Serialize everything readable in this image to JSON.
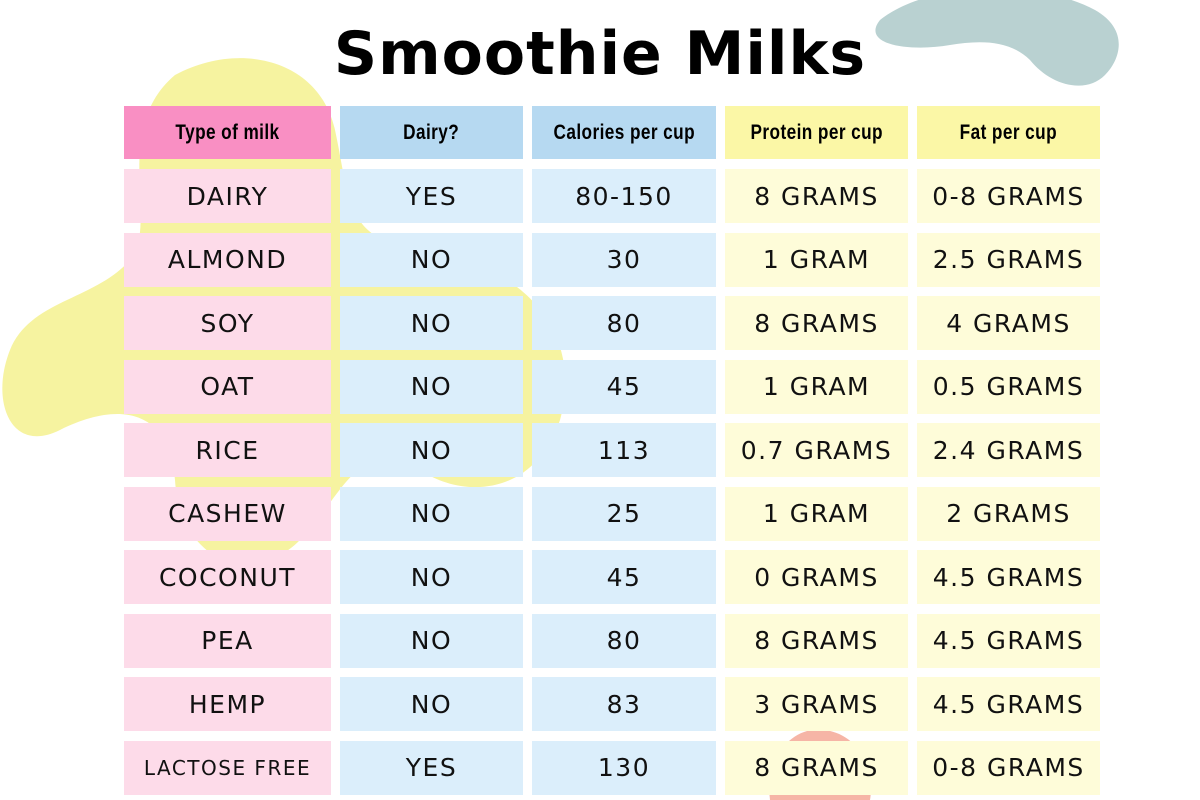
{
  "title": "Smoothie Milks",
  "colors": {
    "pink_header": "#f98fc3",
    "pink_cell": "#fddbe9",
    "blue_header": "#b6d9f1",
    "blue_cell": "#dbeefb",
    "yellow_header": "#fbf7a6",
    "yellow_cell": "#fefcd9",
    "yellow_blob": "#f4f18f",
    "slate_blob": "#b9d1d1",
    "coral_blob": "#f5a897"
  },
  "table": {
    "headers": [
      "Type of milk",
      "Dairy?",
      "Calories per cup",
      "Protein per cup",
      "Fat per cup"
    ],
    "rows": [
      [
        "DAIRY",
        "YES",
        "80-150",
        "8 GRAMS",
        "0-8 GRAMS"
      ],
      [
        "ALMOND",
        "NO",
        "30",
        "1 GRAM",
        "2.5 GRAMS"
      ],
      [
        "SOY",
        "NO",
        "80",
        "8 GRAMS",
        "4 GRAMS"
      ],
      [
        "OAT",
        "NO",
        "45",
        "1 GRAM",
        "0.5 GRAMS"
      ],
      [
        "RICE",
        "NO",
        "113",
        "0.7 GRAMS",
        "2.4 GRAMS"
      ],
      [
        "CASHEW",
        "NO",
        "25",
        "1 GRAM",
        "2 GRAMS"
      ],
      [
        "COCONUT",
        "NO",
        "45",
        "0 GRAMS",
        "4.5 GRAMS"
      ],
      [
        "PEA",
        "NO",
        "80",
        "8 GRAMS",
        "4.5 GRAMS"
      ],
      [
        "HEMP",
        "NO",
        "83",
        "3 GRAMS",
        "4.5 GRAMS"
      ],
      [
        "LACTOSE FREE",
        "YES",
        "130",
        "8 GRAMS",
        "0-8 GRAMS"
      ]
    ]
  }
}
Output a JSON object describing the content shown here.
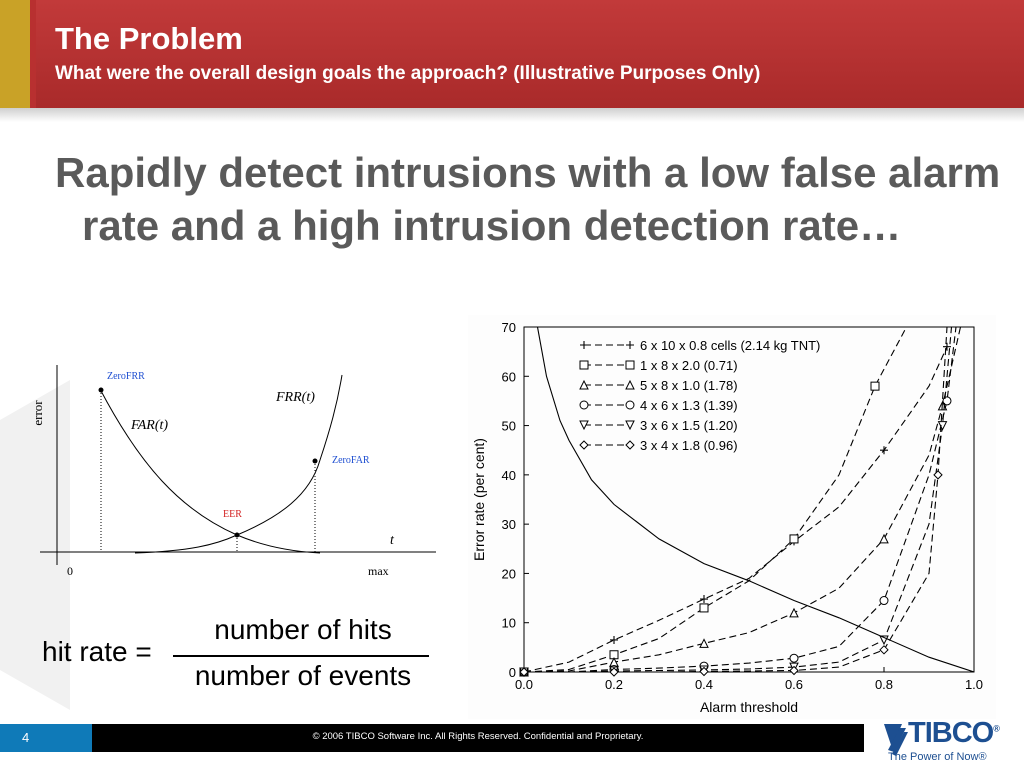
{
  "header": {
    "title": "The Problem",
    "subtitle": "What were the overall design goals the approach?   (Illustrative Purposes Only)"
  },
  "body": {
    "bullet": "Rapidly detect intrusions with a low false alarm rate and a high intrusion detection rate…"
  },
  "left_figure": {
    "y_label": "error",
    "x_label_t": "t",
    "x_zero": "0",
    "x_max": "max",
    "curve_far": "FAR(t)",
    "curve_frr": "FRR(t)",
    "point_zerofrr": "ZeroFRR",
    "point_zerofar": "ZeroFAR",
    "point_eer": "EER",
    "label_color": "#1f4fd1",
    "eer_color": "#d21f1f"
  },
  "formula": {
    "lhs": "hit rate =",
    "numerator": "number of hits",
    "denominator": "number of events"
  },
  "chart_data": {
    "type": "line",
    "xlabel": "Alarm threshold",
    "ylabel": "Error rate (per cent)",
    "xlim": [
      0.0,
      1.0
    ],
    "ylim": [
      0,
      70
    ],
    "x_ticks": [
      "0.0",
      "0.2",
      "0.4",
      "0.6",
      "0.8",
      "1.0"
    ],
    "y_ticks": [
      "0",
      "10",
      "20",
      "30",
      "40",
      "50",
      "60",
      "70"
    ],
    "legend_position": "top-right",
    "series": [
      {
        "name": "6 x 10 x 0.8 cells (2.14 kg TNT)",
        "marker": "plus",
        "x": [
          0.0,
          0.1,
          0.2,
          0.3,
          0.4,
          0.5,
          0.6,
          0.7,
          0.8,
          0.9,
          0.94
        ],
        "y": [
          0,
          2,
          6.5,
          10.5,
          14.8,
          19,
          26.5,
          33.5,
          45,
          58,
          66
        ]
      },
      {
        "name": "1 x 8 x 2.0 (0.71)",
        "marker": "square",
        "x": [
          0.0,
          0.1,
          0.2,
          0.3,
          0.4,
          0.5,
          0.6,
          0.7,
          0.78,
          0.85
        ],
        "y": [
          0,
          0.5,
          3.5,
          6.8,
          13,
          18.5,
          27,
          40,
          58,
          70
        ]
      },
      {
        "name": "5 x 8 x 1.0 (1.78)",
        "marker": "triangle-up",
        "x": [
          0.0,
          0.1,
          0.2,
          0.3,
          0.4,
          0.5,
          0.6,
          0.7,
          0.8,
          0.9,
          0.93,
          0.97
        ],
        "y": [
          0,
          0.2,
          2,
          3.5,
          5.8,
          8,
          12,
          17,
          27,
          44,
          54,
          70
        ]
      },
      {
        "name": "4 x 6 x 1.3 (1.39)",
        "marker": "circle",
        "x": [
          0.0,
          0.1,
          0.2,
          0.3,
          0.4,
          0.5,
          0.6,
          0.7,
          0.8,
          0.9,
          0.94,
          0.96
        ],
        "y": [
          0,
          0,
          0.5,
          0.8,
          1.2,
          1.8,
          2.8,
          5.2,
          14.5,
          40,
          55,
          70
        ]
      },
      {
        "name": "3 x 6 x 1.5 (1.20)",
        "marker": "triangle-down",
        "x": [
          0.0,
          0.1,
          0.2,
          0.3,
          0.4,
          0.5,
          0.6,
          0.7,
          0.8,
          0.9,
          0.93,
          0.95
        ],
        "y": [
          0,
          0,
          0.2,
          0.3,
          0.4,
          0.6,
          1,
          2,
          6.5,
          30,
          50,
          70
        ]
      },
      {
        "name": "3 x 4 x 1.8 (0.96)",
        "marker": "diamond",
        "x": [
          0.0,
          0.1,
          0.2,
          0.3,
          0.4,
          0.5,
          0.6,
          0.7,
          0.8,
          0.9,
          0.92,
          0.94
        ],
        "y": [
          0,
          0,
          0,
          0,
          0.1,
          0.2,
          0.3,
          1,
          4.5,
          20,
          40,
          70
        ]
      },
      {
        "name": "",
        "marker": "none",
        "x": [
          0.03,
          0.05,
          0.08,
          0.1,
          0.15,
          0.2,
          0.3,
          0.4,
          0.5,
          0.6,
          0.7,
          0.8,
          0.9,
          1.0
        ],
        "y": [
          70,
          60,
          51,
          47,
          39,
          34,
          27,
          22,
          18.5,
          14.5,
          11,
          7,
          3,
          0
        ]
      }
    ]
  },
  "footer": {
    "page_number": "4",
    "copyright": "© 2006 TIBCO Software Inc. All Rights Reserved. Confidential and Proprietary.",
    "brand": "TIBCO",
    "brand_mark": "®",
    "tagline": "The Power of Now®",
    "accent_color": "#1d4f91"
  }
}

■ **DIRECTIONS**: Across the material, report every line that has the word "name".

■ **TASK ANSWER**:
        "name": "6 x 10 x 0.8 cells (2.14 kg TNT)",
        "name": "1 x 8 x 2.0 (0.71)",
        "name": "5 x 8 x 1.0 (1.78)",
        "name": "4 x 6 x 1.3 (1.39)",
        "name": "3 x 6 x 1.5 (1.20)",
        "name": "3 x 4 x 1.8 (0.96)",
        "name": "",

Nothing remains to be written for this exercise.